Layout annotation records:
****************************************
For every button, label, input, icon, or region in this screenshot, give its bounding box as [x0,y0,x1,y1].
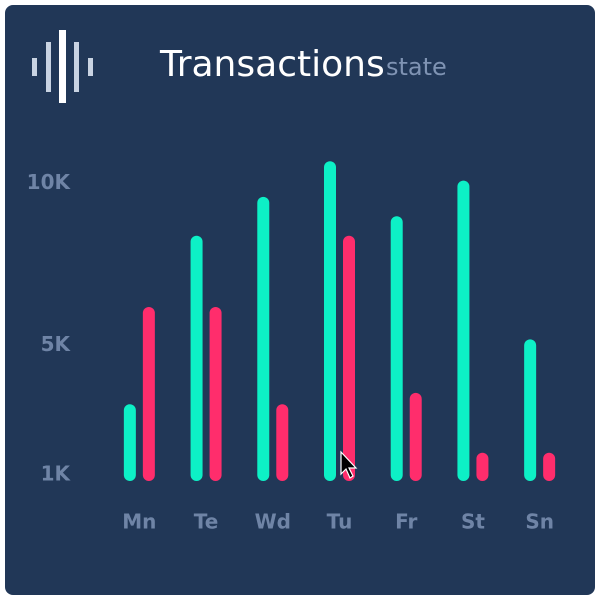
bar [390,216,403,481]
bar [543,452,556,481]
chart-subtitle: state [386,53,447,81]
logo-icon [32,30,93,103]
x-tick-label: Te [194,510,219,534]
x-tick-label: Tu [327,510,353,534]
x-tick-label: Wd [255,510,291,534]
bar [457,180,470,481]
bar [209,307,222,481]
bar [190,235,203,481]
bar [276,404,289,481]
bar [343,235,355,481]
y-tick-label: 10K [27,170,72,194]
bar [409,392,422,481]
bar [524,339,537,481]
y-tick-label: 5K [41,332,72,356]
card [5,5,595,595]
bar [476,452,489,481]
bar [324,161,336,481]
bar [257,196,270,481]
chart-title: Transactions [159,44,385,85]
x-tick-label: Sn [525,510,554,534]
cursor [340,450,358,479]
y-tick-label: 1K [41,462,72,486]
bar [123,404,136,481]
x-tick-label: St [461,510,485,534]
x-tick-label: Mn [122,510,156,534]
x-tick-label: Fr [395,510,417,534]
bar [142,307,155,481]
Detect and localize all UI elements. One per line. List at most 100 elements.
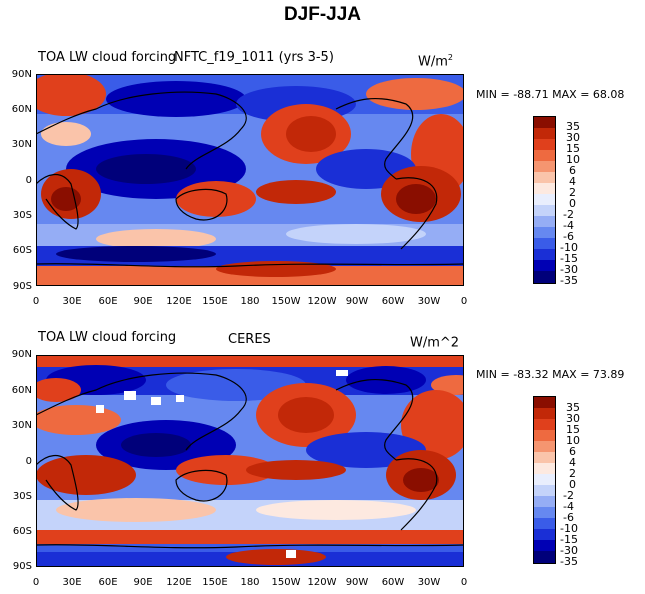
- colorbar-swatch: [534, 496, 555, 507]
- colorbar-label: 10: [566, 434, 580, 447]
- panel2-lon-label: 0: [460, 577, 468, 588]
- colorbar-swatch: [534, 172, 555, 183]
- panel1-lon-label: 60E: [98, 296, 118, 307]
- panel2-lon-label: 60W: [381, 577, 405, 588]
- colorbar-swatch: [534, 441, 555, 452]
- colorbar-swatch: [534, 419, 555, 430]
- panel1-min-label: MIN =: [476, 88, 510, 101]
- colorbar-label: -4: [563, 219, 574, 232]
- colorbar-label: 30: [566, 131, 580, 144]
- panel2-lon-label: 120E: [166, 577, 192, 588]
- colorbar-swatch: [534, 183, 555, 194]
- panel2-lat-label: 90S: [12, 561, 32, 572]
- panel1-lat-label: 30S: [12, 210, 32, 221]
- panel2-max-value: 73.89: [592, 368, 625, 381]
- panel1-lat-label: 0: [25, 175, 32, 186]
- panel2-max-label: MAX =: [552, 368, 590, 381]
- colorbar-label: -4: [563, 500, 574, 513]
- panel1-lon-label: 120W: [307, 296, 337, 307]
- panel1-lon-label: 120E: [166, 296, 192, 307]
- colorbar-swatch: [534, 260, 555, 271]
- colorbar-swatch: [534, 227, 555, 238]
- panel1-lat-label: 60N: [11, 104, 32, 115]
- panel1-lon-label: 180: [240, 296, 260, 307]
- colorbar-swatch: [534, 474, 555, 485]
- panel2-lon-label: 150E: [202, 577, 228, 588]
- colorbar-swatch: [534, 540, 555, 551]
- colorbar-label: -15: [560, 252, 578, 265]
- panel1-lat-label: 90N: [11, 69, 32, 80]
- colorbar-swatch: [534, 150, 555, 161]
- panel1-lon-label: 150E: [202, 296, 228, 307]
- panel2-lat-label: 0: [25, 456, 32, 467]
- colorbar-swatch: [534, 271, 555, 283]
- colorbar-label: -30: [560, 263, 578, 276]
- panel2-lon-label: 90E: [133, 577, 153, 588]
- colorbar-swatch: [534, 518, 555, 529]
- colorbar-label: 4: [569, 456, 576, 469]
- panel2-left-title: TOA LW cloud forcing: [38, 330, 177, 345]
- panel2-units: W/m^2: [410, 335, 460, 351]
- panel1-lon-label: 0: [32, 296, 40, 307]
- colorbar-label: -2: [563, 489, 574, 502]
- colorbar-swatch: [534, 128, 555, 139]
- panel1-center-title: NFTC_f19_1011 (yrs 3-5): [174, 50, 334, 65]
- panel2-lon-label: 180: [240, 577, 260, 588]
- colorbar-label: 30: [566, 412, 580, 425]
- colorbar-label: -15: [560, 533, 578, 546]
- panel2-colorbar: [533, 396, 556, 564]
- panel1-lon-label: 150W: [271, 296, 301, 307]
- panel2-lat-label: 30S: [12, 491, 32, 502]
- panel1-lon-label: 60W: [381, 296, 405, 307]
- panel2-lon-label: 0: [32, 577, 40, 588]
- figure-title: DJF-JJA: [283, 4, 362, 25]
- panel1-lon-label: 30W: [417, 296, 441, 307]
- colorbar-swatch: [534, 238, 555, 249]
- panel1-map-field: [36, 74, 464, 286]
- colorbar-label: -2: [563, 208, 574, 221]
- panel2-map: [36, 355, 464, 567]
- colorbar-label: 35: [566, 120, 580, 133]
- panel2-min-value: -83.32: [513, 368, 549, 381]
- colorbar-label: 0: [569, 197, 576, 210]
- colorbar-swatch: [534, 249, 555, 260]
- panel2-lon-label: 120W: [307, 577, 337, 588]
- panel1-lat-label: 60S: [12, 245, 32, 256]
- colorbar-label: 6: [569, 164, 576, 177]
- colorbar-swatch: [534, 408, 555, 419]
- colorbar-swatch: [534, 216, 555, 227]
- colorbar-label: -10: [560, 522, 578, 535]
- panel2-min-label: MIN =: [476, 368, 510, 381]
- colorbar-swatch: [534, 452, 555, 463]
- colorbar-label: 4: [569, 175, 576, 188]
- colorbar-swatch: [534, 463, 555, 474]
- colorbar-swatch: [534, 430, 555, 441]
- panel2-lon-label: 90W: [345, 577, 369, 588]
- panel1-lon-label: 90E: [133, 296, 153, 307]
- panel2-lon-label: 30E: [62, 577, 82, 588]
- panel2-lat-label: 60S: [12, 526, 32, 537]
- panel1-lat-label: 90S: [12, 281, 32, 292]
- panel1-units: W/m2: [418, 53, 453, 70]
- panel2-lat-label: 30N: [11, 420, 32, 431]
- colorbar-label: 10: [566, 153, 580, 166]
- panel1-lon-label: 30E: [62, 296, 82, 307]
- colorbar-label: 35: [566, 401, 580, 414]
- panel2-map-field: [36, 355, 464, 567]
- colorbar-swatch: [534, 507, 555, 518]
- colorbar-label: -30: [560, 544, 578, 557]
- colorbar-label: -6: [563, 511, 574, 524]
- panel2-lon-label: 150W: [271, 577, 301, 588]
- panel2-lon-label: 30W: [417, 577, 441, 588]
- panel2-lat-label: 60N: [11, 385, 32, 396]
- colorbar-label: 0: [569, 478, 576, 491]
- colorbar-swatch: [534, 139, 555, 150]
- colorbar-label: -6: [563, 230, 574, 243]
- colorbar-label: 2: [569, 186, 576, 199]
- panel1-max-value: 68.08: [592, 88, 625, 101]
- colorbar-label: 6: [569, 445, 576, 458]
- colorbar-swatch: [534, 551, 555, 563]
- colorbar-label: 2: [569, 467, 576, 480]
- panel1-lat-label: 30N: [11, 139, 32, 150]
- colorbar-swatch: [534, 397, 555, 408]
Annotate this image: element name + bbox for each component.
****************************************
Exercise aim.
Rewrite every item above, replacing "bounding box" with "enclosing rectangle" and keeping everything else unchanged. Leave the pictures out of the output.

Problem solution.
For every button, label, input, icon, or region in this screenshot, give its enclosing rectangle as [x0,y0,x1,y1].
bar [390,216,403,481]
bar [543,452,556,481]
chart-subtitle: state [386,53,447,81]
logo-icon [32,30,93,103]
x-tick-label: Te [194,510,219,534]
x-tick-label: Tu [327,510,353,534]
x-tick-label: Wd [255,510,291,534]
bar [457,180,470,481]
bar [209,307,222,481]
bar [190,235,203,481]
bar [276,404,289,481]
bar [343,235,355,481]
y-tick-label: 10K [27,170,72,194]
bar [409,392,422,481]
bar [524,339,537,481]
y-tick-label: 5K [41,332,72,356]
card [5,5,595,595]
bar [476,452,489,481]
bar [324,161,336,481]
bar [257,196,270,481]
chart-title: Transactions [159,44,385,85]
x-tick-label: Sn [525,510,554,534]
cursor [340,450,358,479]
y-tick-label: 1K [41,462,72,486]
bar [123,404,136,481]
x-tick-label: St [461,510,485,534]
x-tick-label: Mn [122,510,156,534]
x-tick-label: Fr [395,510,417,534]
bar [142,307,155,481]
Detect and localize all UI elements. One per line. List at most 100 elements.
- colorbar-swatch: [534, 496, 555, 507]
- colorbar-label: 10: [566, 434, 580, 447]
- panel2-lon-label: 0: [460, 577, 468, 588]
- colorbar-swatch: [534, 172, 555, 183]
- panel1-lon-label: 60E: [98, 296, 118, 307]
- panel2-lon-label: 60W: [381, 577, 405, 588]
- colorbar-swatch: [534, 441, 555, 452]
- colorbar-swatch: [534, 419, 555, 430]
- panel1-min-label: MIN =: [476, 88, 510, 101]
- colorbar-label: -4: [563, 219, 574, 232]
- colorbar-label: 30: [566, 131, 580, 144]
- panel2-lon-label: 120E: [166, 577, 192, 588]
- colorbar-swatch: [534, 183, 555, 194]
- panel2-lat-label: 90S: [12, 561, 32, 572]
- panel1-lat-label: 30S: [12, 210, 32, 221]
- panel2-max-value: 73.89: [592, 368, 625, 381]
- panel1-lat-label: 0: [25, 175, 32, 186]
- panel2-max-label: MAX =: [552, 368, 590, 381]
- colorbar-label: -4: [563, 500, 574, 513]
- panel1-lon-label: 120W: [307, 296, 337, 307]
- panel1-lon-label: 120E: [166, 296, 192, 307]
- colorbar-swatch: [534, 260, 555, 271]
- colorbar-swatch: [534, 227, 555, 238]
- panel1-lat-label: 60N: [11, 104, 32, 115]
- panel1-lon-label: 180: [240, 296, 260, 307]
- colorbar-swatch: [534, 474, 555, 485]
- panel2-lon-label: 150E: [202, 577, 228, 588]
- colorbar-swatch: [534, 540, 555, 551]
- colorbar-label: -15: [560, 252, 578, 265]
- panel1-lat-label: 90N: [11, 69, 32, 80]
- colorbar-swatch: [534, 150, 555, 161]
- panel1-lon-label: 150E: [202, 296, 228, 307]
- panel2-lat-label: 0: [25, 456, 32, 467]
- colorbar-swatch: [534, 271, 555, 283]
- colorbar-label: -30: [560, 263, 578, 276]
- panel2-lon-label: 90E: [133, 577, 153, 588]
- colorbar-swatch: [534, 518, 555, 529]
- colorbar-label: 4: [569, 456, 576, 469]
- panel2-left-title: TOA LW cloud forcing: [38, 330, 177, 345]
- panel2-units: W/m^2: [410, 335, 460, 351]
- panel1-lon-label: 0: [32, 296, 40, 307]
- colorbar-label: -2: [563, 489, 574, 502]
- colorbar-swatch: [534, 128, 555, 139]
- panel1-center-title: NFTC_f19_1011 (yrs 3-5): [174, 50, 334, 65]
- panel2-lon-label: 180: [240, 577, 260, 588]
- colorbar-label: 30: [566, 412, 580, 425]
- colorbar-label: -15: [560, 533, 578, 546]
- panel2-colorbar: [533, 396, 556, 564]
- panel1-lon-label: 150W: [271, 296, 301, 307]
- panel2-lat-label: 30S: [12, 491, 32, 502]
- panel1-lon-label: 60W: [381, 296, 405, 307]
- panel2-lon-label: 0: [32, 577, 40, 588]
- figure-title: DJF-JJA: [283, 4, 362, 25]
- panel1-lon-label: 30W: [417, 296, 441, 307]
- colorbar-swatch: [534, 238, 555, 249]
- panel1-map-field: [36, 74, 464, 286]
- colorbar-label: -2: [563, 208, 574, 221]
- panel2-map: [36, 355, 464, 567]
- colorbar-label: 35: [566, 120, 580, 133]
- panel2-min-value: -83.32: [513, 368, 549, 381]
- colorbar-label: 0: [569, 197, 576, 210]
- colorbar-swatch: [534, 249, 555, 260]
- panel2-lon-label: 120W: [307, 577, 337, 588]
- panel1-lat-label: 60S: [12, 245, 32, 256]
- colorbar-label: 6: [569, 164, 576, 177]
- colorbar-swatch: [534, 408, 555, 419]
- colorbar-swatch: [534, 216, 555, 227]
- colorbar-label: -10: [560, 522, 578, 535]
- panel2-min-label: MIN =: [476, 368, 510, 381]
- colorbar-swatch: [534, 452, 555, 463]
- colorbar-label: 4: [569, 175, 576, 188]
- colorbar-swatch: [534, 463, 555, 474]
- colorbar-swatch: [534, 430, 555, 441]
- panel2-lon-label: 90W: [345, 577, 369, 588]
- panel1-lon-label: 90E: [133, 296, 153, 307]
- panel2-lon-label: 30E: [62, 577, 82, 588]
- panel2-lat-label: 60S: [12, 526, 32, 537]
- panel1-lat-label: 90S: [12, 281, 32, 292]
- panel1-units: W/m2: [418, 53, 453, 70]
- panel2-lat-label: 30N: [11, 420, 32, 431]
- colorbar-label: 10: [566, 153, 580, 166]
- panel1-lon-label: 30E: [62, 296, 82, 307]
- colorbar-label: 35: [566, 401, 580, 414]
- panel2-map-field: [36, 355, 464, 567]
- colorbar-swatch: [534, 507, 555, 518]
- colorbar-label: -30: [560, 544, 578, 557]
- colorbar-label: -6: [563, 511, 574, 524]
- panel2-lon-label: 150W: [271, 577, 301, 588]
- panel2-lon-label: 30W: [417, 577, 441, 588]
- panel2-lat-label: 60N: [11, 385, 32, 396]
- colorbar-label: 0: [569, 478, 576, 491]
- colorbar-swatch: [534, 139, 555, 150]
- colorbar-label: -6: [563, 230, 574, 243]
- colorbar-label: 2: [569, 186, 576, 199]
- panel1-max-value: 68.08: [592, 88, 625, 101]
- colorbar-label: 6: [569, 445, 576, 458]
- colorbar-swatch: [534, 551, 555, 563]
- colorbar-label: 2: [569, 467, 576, 480]
- panel1-lat-label: 30N: [11, 139, 32, 150]
- colorbar-swatch: [534, 397, 555, 408]
Annotate this image: element name + bbox for each component.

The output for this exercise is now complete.